**Exercise**
Give everything from the first of the lines down through the line containing "highlight-box — [22, 1322, 850, 1460]" as a JSON list of strings, one string per line, with blank lines left out and nothing after that line included.

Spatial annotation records
------------------------
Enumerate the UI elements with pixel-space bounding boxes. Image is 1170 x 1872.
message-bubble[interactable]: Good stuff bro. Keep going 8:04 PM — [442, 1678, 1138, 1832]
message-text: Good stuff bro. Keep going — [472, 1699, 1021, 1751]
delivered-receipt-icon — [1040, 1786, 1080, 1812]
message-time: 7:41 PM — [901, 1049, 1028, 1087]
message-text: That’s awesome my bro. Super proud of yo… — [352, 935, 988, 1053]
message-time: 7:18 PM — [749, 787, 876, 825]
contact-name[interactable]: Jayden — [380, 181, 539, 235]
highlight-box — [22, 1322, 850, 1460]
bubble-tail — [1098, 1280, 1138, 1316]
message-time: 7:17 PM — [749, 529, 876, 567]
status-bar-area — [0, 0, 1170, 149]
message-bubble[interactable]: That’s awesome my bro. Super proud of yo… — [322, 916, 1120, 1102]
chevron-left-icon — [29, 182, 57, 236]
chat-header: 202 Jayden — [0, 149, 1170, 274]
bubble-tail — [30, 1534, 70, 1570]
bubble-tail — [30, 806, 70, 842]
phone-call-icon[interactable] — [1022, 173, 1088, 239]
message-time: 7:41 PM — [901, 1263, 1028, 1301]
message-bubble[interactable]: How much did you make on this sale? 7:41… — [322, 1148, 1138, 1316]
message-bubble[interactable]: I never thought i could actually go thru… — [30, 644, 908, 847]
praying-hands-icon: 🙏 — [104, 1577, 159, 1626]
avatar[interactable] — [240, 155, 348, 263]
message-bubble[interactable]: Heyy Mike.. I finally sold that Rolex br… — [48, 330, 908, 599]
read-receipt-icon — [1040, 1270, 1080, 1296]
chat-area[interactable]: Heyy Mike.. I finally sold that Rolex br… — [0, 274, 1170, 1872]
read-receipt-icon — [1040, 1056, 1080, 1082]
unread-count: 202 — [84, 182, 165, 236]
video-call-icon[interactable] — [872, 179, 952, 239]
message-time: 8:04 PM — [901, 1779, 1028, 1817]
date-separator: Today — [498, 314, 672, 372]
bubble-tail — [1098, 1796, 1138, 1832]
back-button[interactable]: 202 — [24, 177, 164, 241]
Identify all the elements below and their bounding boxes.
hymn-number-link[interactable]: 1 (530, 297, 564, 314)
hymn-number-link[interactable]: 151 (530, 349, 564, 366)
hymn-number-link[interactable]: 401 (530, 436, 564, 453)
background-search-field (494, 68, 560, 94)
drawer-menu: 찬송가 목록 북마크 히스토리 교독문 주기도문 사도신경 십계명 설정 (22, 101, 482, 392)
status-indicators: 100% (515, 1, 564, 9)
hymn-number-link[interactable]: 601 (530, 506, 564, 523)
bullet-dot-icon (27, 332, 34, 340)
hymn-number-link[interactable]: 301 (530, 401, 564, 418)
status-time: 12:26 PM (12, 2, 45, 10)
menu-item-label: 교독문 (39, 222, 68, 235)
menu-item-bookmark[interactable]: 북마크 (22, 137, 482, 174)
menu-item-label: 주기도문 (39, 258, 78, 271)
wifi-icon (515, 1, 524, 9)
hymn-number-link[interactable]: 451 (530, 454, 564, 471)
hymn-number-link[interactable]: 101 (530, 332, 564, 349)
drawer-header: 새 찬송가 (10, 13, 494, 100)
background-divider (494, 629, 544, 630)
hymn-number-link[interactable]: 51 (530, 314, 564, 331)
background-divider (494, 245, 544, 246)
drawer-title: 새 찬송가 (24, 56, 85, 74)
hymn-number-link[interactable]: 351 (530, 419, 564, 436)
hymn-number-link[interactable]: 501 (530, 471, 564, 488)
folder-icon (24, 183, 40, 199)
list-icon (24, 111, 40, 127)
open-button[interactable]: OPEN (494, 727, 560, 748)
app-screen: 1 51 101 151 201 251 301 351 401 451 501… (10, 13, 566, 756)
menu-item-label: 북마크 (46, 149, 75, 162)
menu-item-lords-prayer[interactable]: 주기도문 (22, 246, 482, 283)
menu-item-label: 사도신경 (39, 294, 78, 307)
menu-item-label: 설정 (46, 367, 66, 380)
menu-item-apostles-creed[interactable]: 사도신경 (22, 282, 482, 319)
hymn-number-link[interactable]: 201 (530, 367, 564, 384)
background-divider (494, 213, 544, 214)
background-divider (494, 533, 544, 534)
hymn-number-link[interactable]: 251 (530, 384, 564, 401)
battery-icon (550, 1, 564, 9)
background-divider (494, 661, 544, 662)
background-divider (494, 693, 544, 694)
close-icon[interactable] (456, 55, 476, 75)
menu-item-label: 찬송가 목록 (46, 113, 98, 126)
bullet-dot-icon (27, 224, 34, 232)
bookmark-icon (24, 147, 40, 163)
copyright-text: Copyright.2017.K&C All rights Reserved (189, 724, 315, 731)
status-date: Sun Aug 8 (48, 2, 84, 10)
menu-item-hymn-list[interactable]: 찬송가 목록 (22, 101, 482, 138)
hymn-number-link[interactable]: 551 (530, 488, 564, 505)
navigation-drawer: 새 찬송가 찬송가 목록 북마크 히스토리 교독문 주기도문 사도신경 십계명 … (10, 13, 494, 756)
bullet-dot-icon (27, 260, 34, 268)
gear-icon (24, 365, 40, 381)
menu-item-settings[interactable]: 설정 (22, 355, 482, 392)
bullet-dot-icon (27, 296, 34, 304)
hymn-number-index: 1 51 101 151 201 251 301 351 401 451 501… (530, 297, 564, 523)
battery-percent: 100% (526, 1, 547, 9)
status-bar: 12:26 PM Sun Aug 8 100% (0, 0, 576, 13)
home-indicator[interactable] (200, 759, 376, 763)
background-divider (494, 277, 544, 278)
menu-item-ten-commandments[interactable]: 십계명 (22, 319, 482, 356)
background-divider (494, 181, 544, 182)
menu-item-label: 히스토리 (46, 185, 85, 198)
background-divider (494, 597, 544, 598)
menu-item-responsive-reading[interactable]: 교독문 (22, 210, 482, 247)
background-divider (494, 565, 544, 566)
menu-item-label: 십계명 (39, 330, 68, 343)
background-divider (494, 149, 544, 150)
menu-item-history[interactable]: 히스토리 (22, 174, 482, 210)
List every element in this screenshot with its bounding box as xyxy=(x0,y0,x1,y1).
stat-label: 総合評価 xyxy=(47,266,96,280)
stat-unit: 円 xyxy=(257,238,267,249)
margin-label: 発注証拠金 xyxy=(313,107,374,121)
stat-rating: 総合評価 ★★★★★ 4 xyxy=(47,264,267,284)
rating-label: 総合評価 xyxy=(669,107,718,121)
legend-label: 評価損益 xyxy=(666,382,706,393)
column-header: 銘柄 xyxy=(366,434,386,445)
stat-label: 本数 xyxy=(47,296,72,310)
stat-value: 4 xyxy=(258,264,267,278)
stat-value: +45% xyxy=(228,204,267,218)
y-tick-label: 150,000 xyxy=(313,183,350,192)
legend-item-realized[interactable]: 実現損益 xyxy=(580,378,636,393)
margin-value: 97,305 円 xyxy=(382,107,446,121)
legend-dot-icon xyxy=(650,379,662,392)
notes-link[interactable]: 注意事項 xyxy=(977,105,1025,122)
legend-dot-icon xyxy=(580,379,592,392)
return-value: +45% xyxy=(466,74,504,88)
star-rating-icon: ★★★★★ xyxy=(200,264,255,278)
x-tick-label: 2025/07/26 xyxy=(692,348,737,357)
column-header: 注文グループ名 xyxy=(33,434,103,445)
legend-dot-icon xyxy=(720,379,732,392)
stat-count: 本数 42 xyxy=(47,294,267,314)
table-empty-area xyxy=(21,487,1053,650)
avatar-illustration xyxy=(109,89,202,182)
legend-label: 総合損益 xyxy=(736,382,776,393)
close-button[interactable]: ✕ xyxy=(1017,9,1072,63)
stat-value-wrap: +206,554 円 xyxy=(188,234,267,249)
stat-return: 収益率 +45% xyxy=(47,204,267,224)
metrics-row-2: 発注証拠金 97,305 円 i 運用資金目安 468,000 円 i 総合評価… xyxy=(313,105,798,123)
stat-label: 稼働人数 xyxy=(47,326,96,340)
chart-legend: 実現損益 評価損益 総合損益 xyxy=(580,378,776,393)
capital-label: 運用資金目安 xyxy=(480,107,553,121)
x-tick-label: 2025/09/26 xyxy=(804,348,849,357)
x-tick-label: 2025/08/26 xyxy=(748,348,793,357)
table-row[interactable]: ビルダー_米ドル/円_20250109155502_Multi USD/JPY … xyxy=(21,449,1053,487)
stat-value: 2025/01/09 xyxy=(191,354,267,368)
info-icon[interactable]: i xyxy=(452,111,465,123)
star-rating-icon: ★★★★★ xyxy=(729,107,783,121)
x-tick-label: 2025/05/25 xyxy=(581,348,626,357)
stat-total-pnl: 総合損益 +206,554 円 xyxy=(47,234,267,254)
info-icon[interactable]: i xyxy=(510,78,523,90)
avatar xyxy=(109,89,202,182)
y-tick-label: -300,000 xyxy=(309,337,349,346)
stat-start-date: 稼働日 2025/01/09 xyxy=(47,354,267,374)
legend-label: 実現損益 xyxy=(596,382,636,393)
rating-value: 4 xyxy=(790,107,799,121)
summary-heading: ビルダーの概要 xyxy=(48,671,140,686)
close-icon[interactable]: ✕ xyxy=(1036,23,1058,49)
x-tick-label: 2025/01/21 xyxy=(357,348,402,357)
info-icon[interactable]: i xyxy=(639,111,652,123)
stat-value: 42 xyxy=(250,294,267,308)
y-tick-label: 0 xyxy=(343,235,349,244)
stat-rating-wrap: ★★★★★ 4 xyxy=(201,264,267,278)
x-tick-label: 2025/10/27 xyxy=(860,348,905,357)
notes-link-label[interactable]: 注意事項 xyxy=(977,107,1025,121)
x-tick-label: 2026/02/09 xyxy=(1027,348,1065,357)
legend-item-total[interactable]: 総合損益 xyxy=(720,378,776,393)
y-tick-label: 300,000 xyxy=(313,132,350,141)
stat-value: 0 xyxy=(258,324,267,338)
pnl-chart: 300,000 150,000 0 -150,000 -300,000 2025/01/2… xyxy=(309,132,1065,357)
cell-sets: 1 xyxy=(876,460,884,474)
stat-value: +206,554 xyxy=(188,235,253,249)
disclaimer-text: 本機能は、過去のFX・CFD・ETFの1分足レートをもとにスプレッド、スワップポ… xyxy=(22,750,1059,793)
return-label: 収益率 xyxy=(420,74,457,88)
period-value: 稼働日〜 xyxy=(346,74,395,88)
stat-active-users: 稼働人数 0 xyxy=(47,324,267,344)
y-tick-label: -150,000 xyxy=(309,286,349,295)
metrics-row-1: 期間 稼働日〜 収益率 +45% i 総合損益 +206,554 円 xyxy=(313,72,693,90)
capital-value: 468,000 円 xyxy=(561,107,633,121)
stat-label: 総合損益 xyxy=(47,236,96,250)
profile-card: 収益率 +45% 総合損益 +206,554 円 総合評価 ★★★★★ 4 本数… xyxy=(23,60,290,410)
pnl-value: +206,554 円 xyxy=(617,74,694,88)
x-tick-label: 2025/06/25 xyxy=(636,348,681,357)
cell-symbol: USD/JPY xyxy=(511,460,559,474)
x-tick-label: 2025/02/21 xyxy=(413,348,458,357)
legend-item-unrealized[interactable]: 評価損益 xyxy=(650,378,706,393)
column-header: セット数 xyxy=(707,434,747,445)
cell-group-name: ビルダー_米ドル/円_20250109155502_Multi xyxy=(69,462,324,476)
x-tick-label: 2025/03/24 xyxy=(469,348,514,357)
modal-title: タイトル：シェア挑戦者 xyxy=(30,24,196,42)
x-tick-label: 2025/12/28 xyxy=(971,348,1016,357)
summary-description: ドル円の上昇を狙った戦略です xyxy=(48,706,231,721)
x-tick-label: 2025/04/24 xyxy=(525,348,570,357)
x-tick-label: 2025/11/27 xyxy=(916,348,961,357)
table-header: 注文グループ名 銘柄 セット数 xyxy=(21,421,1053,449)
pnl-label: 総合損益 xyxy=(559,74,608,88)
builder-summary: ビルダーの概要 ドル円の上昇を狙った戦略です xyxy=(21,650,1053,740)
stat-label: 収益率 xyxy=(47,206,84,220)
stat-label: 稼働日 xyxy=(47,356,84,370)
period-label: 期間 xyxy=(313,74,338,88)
------------------------
**Task response**
[
  "Enumerate the UI elements with pixel-space bounding boxes. Image is 1170 x 1872.",
  "message-bubble[interactable]: Good stuff bro. Keep going 8:04 PM — [442, 1678, 1138, 1832]",
  "message-text: Good stuff bro. Keep going — [472, 1699, 1021, 1751]",
  "delivered-receipt-icon — [1040, 1786, 1080, 1812]",
  "message-time: 7:41 PM — [901, 1049, 1028, 1087]",
  "message-text: That’s awesome my bro. Super proud of yo… — [352, 935, 988, 1053]",
  "message-time: 7:18 PM — [749, 787, 876, 825]",
  "contact-name[interactable]: Jayden — [380, 181, 539, 235]",
  "highlight-box — [22, 1322, 850, 1460]"
]